• _WHAT IS BEING ASKED_: Tally the lines that include "this". Output the number only.

● ● ● ● ●

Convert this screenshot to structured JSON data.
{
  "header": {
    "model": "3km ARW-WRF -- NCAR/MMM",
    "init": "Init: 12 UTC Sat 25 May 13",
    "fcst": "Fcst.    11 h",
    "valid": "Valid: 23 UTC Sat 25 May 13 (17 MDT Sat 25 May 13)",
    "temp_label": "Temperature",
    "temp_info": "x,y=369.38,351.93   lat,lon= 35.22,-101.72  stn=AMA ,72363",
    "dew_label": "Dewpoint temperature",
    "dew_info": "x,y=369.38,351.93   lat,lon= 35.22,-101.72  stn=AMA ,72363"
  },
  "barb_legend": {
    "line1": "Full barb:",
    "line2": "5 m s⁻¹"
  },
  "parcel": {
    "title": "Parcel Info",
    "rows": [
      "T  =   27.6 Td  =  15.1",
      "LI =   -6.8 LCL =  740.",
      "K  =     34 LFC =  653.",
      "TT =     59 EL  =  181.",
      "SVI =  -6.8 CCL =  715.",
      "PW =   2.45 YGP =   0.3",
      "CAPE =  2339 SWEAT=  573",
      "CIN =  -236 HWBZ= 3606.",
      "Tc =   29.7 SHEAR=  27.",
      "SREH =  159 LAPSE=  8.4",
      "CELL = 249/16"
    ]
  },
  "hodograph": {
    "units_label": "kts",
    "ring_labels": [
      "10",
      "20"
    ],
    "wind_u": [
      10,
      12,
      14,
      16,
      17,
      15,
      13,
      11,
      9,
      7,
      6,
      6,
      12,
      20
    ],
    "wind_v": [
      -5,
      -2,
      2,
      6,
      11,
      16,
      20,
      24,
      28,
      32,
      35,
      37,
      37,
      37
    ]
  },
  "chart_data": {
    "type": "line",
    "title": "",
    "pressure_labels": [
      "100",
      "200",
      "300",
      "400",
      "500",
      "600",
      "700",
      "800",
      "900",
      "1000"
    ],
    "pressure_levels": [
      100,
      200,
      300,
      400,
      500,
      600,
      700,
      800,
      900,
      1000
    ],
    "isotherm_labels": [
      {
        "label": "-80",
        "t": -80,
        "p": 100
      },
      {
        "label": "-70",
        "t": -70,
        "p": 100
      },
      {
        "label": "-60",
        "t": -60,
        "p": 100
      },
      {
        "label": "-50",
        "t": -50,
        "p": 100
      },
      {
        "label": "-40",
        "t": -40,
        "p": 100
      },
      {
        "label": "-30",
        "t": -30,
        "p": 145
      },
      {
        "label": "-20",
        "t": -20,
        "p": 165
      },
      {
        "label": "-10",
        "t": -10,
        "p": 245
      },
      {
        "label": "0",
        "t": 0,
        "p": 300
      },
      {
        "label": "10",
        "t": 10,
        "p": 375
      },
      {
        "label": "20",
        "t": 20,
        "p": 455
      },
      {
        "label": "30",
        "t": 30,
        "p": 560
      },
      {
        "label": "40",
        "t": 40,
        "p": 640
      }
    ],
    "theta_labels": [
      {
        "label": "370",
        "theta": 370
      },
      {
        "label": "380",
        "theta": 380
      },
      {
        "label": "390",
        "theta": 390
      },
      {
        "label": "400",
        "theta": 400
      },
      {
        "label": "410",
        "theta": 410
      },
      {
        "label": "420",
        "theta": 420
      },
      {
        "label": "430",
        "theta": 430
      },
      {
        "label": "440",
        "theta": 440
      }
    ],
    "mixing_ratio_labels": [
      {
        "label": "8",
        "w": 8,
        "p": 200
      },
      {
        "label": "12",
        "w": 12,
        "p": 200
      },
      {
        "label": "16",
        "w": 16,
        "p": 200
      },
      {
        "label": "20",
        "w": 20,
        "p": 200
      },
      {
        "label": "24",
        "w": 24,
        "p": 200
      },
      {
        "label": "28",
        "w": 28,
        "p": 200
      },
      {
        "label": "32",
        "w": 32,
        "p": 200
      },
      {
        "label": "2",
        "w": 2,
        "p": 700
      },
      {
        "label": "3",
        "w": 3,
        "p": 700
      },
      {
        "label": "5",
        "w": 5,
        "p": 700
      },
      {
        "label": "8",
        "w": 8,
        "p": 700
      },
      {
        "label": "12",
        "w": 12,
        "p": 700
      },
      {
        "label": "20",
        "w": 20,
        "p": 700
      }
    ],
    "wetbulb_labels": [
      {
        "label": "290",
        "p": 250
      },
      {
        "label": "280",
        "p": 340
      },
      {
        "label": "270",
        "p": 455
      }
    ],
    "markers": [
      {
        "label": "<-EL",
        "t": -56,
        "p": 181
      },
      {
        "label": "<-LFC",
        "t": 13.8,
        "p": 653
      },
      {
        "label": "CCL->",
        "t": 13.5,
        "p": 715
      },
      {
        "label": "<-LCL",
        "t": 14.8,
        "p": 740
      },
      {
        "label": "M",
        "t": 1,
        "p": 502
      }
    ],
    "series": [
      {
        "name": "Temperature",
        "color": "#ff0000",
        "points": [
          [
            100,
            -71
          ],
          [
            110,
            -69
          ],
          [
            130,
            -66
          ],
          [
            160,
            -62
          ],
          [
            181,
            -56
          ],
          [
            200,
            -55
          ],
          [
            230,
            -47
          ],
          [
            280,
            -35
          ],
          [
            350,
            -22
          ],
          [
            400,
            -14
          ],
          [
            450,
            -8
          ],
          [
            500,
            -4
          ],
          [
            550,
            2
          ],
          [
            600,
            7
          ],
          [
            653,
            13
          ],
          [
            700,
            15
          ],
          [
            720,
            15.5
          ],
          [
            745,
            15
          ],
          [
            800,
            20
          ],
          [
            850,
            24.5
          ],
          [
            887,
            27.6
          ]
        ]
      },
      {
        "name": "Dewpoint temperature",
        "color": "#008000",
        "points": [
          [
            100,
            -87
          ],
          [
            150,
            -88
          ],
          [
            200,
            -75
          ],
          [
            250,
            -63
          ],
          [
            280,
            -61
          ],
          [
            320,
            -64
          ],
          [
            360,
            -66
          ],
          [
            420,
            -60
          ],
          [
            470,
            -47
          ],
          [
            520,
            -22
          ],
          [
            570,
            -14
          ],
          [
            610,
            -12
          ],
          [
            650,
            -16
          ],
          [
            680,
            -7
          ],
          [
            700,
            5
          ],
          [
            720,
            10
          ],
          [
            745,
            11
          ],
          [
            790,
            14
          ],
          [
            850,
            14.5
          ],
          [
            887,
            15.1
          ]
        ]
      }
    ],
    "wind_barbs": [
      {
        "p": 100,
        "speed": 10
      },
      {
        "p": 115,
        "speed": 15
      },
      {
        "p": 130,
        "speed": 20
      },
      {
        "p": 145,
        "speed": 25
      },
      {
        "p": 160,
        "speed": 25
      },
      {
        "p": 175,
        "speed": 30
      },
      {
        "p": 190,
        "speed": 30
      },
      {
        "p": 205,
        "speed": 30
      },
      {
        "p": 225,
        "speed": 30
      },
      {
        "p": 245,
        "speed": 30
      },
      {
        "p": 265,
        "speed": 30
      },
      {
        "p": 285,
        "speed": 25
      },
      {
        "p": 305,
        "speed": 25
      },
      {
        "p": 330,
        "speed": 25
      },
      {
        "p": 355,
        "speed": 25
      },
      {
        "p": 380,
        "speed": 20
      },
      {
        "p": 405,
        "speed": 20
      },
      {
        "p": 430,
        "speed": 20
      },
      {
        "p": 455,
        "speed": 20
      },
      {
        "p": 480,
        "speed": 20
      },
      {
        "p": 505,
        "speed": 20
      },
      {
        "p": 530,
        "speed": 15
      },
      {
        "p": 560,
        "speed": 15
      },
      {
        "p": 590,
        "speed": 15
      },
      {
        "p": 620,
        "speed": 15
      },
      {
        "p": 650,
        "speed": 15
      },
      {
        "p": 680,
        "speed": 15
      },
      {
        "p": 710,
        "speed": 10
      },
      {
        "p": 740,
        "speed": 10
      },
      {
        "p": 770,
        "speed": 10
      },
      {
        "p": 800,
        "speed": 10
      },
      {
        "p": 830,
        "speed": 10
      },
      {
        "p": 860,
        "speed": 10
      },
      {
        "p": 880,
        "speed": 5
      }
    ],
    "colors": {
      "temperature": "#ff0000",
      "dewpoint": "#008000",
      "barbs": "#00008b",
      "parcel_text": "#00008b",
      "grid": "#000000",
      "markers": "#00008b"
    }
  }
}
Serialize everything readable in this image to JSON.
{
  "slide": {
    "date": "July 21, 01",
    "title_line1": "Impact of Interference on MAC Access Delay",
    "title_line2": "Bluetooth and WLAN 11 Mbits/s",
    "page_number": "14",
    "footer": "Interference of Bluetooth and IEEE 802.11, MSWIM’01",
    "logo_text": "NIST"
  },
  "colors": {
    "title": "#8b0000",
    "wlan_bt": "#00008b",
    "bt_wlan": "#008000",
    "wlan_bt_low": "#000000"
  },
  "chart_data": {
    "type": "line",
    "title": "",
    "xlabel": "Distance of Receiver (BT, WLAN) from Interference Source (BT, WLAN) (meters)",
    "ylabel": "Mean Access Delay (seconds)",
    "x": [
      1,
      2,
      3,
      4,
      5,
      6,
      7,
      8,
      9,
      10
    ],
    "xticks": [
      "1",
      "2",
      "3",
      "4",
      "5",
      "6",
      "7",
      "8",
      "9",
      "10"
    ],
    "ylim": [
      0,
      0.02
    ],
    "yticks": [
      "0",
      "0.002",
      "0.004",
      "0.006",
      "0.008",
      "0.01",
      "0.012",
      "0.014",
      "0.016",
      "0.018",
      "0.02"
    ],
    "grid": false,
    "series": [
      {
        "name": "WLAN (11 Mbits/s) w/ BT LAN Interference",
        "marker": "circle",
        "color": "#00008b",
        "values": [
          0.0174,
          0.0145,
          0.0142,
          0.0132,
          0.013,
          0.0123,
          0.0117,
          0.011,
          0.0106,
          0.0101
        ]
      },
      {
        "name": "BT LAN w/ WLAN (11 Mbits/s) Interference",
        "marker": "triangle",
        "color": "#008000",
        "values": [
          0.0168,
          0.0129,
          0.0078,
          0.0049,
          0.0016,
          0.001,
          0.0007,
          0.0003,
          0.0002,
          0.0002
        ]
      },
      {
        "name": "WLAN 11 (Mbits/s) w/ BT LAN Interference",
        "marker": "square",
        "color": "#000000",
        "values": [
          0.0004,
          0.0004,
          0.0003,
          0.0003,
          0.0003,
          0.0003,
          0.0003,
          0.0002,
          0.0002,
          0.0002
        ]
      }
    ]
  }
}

● ● ● ● ●

• _FINAL RESULT_: 2